━━━━━ Data records

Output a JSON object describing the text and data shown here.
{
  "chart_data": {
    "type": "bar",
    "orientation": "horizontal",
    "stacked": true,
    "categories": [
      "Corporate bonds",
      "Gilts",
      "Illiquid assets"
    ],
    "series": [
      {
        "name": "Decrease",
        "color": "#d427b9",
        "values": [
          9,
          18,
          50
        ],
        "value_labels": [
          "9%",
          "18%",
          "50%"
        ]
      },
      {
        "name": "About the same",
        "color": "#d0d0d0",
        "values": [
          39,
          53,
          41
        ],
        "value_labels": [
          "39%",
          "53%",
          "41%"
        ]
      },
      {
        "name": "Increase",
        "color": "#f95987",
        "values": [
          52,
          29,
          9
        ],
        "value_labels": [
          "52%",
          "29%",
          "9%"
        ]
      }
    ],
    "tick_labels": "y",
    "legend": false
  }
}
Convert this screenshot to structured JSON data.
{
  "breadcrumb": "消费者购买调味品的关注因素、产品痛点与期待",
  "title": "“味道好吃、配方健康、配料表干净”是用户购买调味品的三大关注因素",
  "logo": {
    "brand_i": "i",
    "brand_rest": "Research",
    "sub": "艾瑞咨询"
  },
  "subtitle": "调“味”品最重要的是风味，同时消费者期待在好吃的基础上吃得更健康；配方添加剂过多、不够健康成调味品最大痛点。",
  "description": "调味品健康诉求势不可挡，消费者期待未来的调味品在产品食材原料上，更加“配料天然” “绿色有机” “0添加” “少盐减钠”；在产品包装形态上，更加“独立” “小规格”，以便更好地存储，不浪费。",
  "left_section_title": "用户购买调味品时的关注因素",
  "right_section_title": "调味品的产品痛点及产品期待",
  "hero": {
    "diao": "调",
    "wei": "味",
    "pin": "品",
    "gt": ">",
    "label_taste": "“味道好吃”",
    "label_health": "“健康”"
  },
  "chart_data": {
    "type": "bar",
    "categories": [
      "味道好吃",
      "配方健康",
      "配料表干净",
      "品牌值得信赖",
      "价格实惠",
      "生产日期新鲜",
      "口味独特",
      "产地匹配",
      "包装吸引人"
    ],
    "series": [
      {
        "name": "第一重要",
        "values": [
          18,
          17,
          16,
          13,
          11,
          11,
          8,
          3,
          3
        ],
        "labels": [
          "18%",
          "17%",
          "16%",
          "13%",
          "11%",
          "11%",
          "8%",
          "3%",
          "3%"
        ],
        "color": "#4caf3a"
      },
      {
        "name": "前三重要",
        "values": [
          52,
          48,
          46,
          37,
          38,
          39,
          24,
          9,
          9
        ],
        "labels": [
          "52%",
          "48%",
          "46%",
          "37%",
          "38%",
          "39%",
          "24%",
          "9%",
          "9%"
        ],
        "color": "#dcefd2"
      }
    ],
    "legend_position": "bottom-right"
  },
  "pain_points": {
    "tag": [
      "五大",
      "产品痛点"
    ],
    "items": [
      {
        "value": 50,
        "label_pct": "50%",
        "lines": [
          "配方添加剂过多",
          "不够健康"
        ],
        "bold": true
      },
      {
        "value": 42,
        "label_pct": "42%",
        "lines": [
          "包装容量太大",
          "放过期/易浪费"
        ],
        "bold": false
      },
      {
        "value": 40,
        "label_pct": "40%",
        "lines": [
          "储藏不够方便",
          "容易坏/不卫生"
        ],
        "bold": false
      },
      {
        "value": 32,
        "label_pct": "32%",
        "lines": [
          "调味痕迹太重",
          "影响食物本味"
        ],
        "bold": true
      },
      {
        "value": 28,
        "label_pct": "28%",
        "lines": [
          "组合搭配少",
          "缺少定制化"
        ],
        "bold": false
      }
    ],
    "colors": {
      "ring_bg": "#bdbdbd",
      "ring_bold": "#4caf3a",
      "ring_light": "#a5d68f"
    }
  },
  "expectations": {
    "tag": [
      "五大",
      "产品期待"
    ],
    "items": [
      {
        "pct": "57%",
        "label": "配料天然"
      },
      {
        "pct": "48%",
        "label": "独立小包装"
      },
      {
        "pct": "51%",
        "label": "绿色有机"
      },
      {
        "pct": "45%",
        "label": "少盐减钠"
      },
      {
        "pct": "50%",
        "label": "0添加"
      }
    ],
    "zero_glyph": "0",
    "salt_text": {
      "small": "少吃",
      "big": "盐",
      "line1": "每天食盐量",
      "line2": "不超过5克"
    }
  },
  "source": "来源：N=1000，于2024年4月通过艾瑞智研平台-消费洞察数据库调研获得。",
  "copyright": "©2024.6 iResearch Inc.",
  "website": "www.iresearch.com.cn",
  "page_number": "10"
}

━━━━━━━━━━

### Work required
Every record above needs to be repeated word for word.

### Result of the task
Output a JSON object describing the text and data shown here.
{
  "chart_data": {
    "type": "bar",
    "orientation": "horizontal",
    "stacked": true,
    "categories": [
      "Corporate bonds",
      "Gilts",
      "Illiquid assets"
    ],
    "series": [
      {
        "name": "Decrease",
        "color": "#d427b9",
        "values": [
          9,
          18,
          50
        ],
        "value_labels": [
          "9%",
          "18%",
          "50%"
        ]
      },
      {
        "name": "About the same",
        "color": "#d0d0d0",
        "values": [
          39,
          53,
          41
        ],
        "value_labels": [
          "39%",
          "53%",
          "41%"
        ]
      },
      {
        "name": "Increase",
        "color": "#f95987",
        "values": [
          52,
          29,
          9
        ],
        "value_labels": [
          "52%",
          "29%",
          "9%"
        ]
      }
    ],
    "tick_labels": "y",
    "legend": false
  }
}
Convert this screenshot to structured JSON data.
{
  "breadcrumb": "消费者购买调味品的关注因素、产品痛点与期待",
  "title": "“味道好吃、配方健康、配料表干净”是用户购买调味品的三大关注因素",
  "logo": {
    "brand_i": "i",
    "brand_rest": "Research",
    "sub": "艾瑞咨询"
  },
  "subtitle": "调“味”品最重要的是风味，同时消费者期待在好吃的基础上吃得更健康；配方添加剂过多、不够健康成调味品最大痛点。",
  "description": "调味品健康诉求势不可挡，消费者期待未来的调味品在产品食材原料上，更加“配料天然” “绿色有机” “0添加” “少盐减钠”；在产品包装形态上，更加“独立” “小规格”，以便更好地存储，不浪费。",
  "left_section_title": "用户购买调味品时的关注因素",
  "right_section_title": "调味品的产品痛点及产品期待",
  "hero": {
    "diao": "调",
    "wei": "味",
    "pin": "品",
    "gt": ">",
    "label_taste": "“味道好吃”",
    "label_health": "“健康”"
  },
  "chart_data": {
    "type": "bar",
    "categories": [
      "味道好吃",
      "配方健康",
      "配料表干净",
      "品牌值得信赖",
      "价格实惠",
      "生产日期新鲜",
      "口味独特",
      "产地匹配",
      "包装吸引人"
    ],
    "series": [
      {
        "name": "第一重要",
        "values": [
          18,
          17,
          16,
          13,
          11,
          11,
          8,
          3,
          3
        ],
        "labels": [
          "18%",
          "17%",
          "16%",
          "13%",
          "11%",
          "11%",
          "8%",
          "3%",
          "3%"
        ],
        "color": "#4caf3a"
      },
      {
        "name": "前三重要",
        "values": [
          52,
          48,
          46,
          37,
          38,
          39,
          24,
          9,
          9
        ],
        "labels": [
          "52%",
          "48%",
          "46%",
          "37%",
          "38%",
          "39%",
          "24%",
          "9%",
          "9%"
        ],
        "color": "#dcefd2"
      }
    ],
    "legend_position": "bottom-right"
  },
  "pain_points": {
    "tag": [
      "五大",
      "产品痛点"
    ],
    "items": [
      {
        "value": 50,
        "label_pct": "50%",
        "lines": [
          "配方添加剂过多",
          "不够健康"
        ],
        "bold": true
      },
      {
        "value": 42,
        "label_pct": "42%",
        "lines": [
          "包装容量太大",
          "放过期/易浪费"
        ],
        "bold": false
      },
      {
        "value": 40,
        "label_pct": "40%",
        "lines": [
          "储藏不够方便",
          "容易坏/不卫生"
        ],
        "bold": false
      },
      {
        "value": 32,
        "label_pct": "32%",
        "lines": [
          "调味痕迹太重",
          "影响食物本味"
        ],
        "bold": true
      },
      {
        "value": 28,
        "label_pct": "28%",
        "lines": [
          "组合搭配少",
          "缺少定制化"
        ],
        "bold": false
      }
    ],
    "colors": {
      "ring_bg": "#bdbdbd",
      "ring_bold": "#4caf3a",
      "ring_light": "#a5d68f"
    }
  },
  "expectations": {
    "tag": [
      "五大",
      "产品期待"
    ],
    "items": [
      {
        "pct": "57%",
        "label": "配料天然"
      },
      {
        "pct": "48%",
        "label": "独立小包装"
      },
      {
        "pct": "51%",
        "label": "绿色有机"
      },
      {
        "pct": "45%",
        "label": "少盐减钠"
      },
      {
        "pct": "50%",
        "label": "0添加"
      }
    ],
    "zero_glyph": "0",
    "salt_text": {
      "small": "少吃",
      "big": "盐",
      "line1": "每天食盐量",
      "line2": "不超过5克"
    }
  },
  "source": "来源：N=1000，于2024年4月通过艾瑞智研平台-消费洞察数据库调研获得。",
  "copyright": "©2024.6 iResearch Inc.",
  "website": "www.iresearch.com.cn",
  "page_number": "10"
}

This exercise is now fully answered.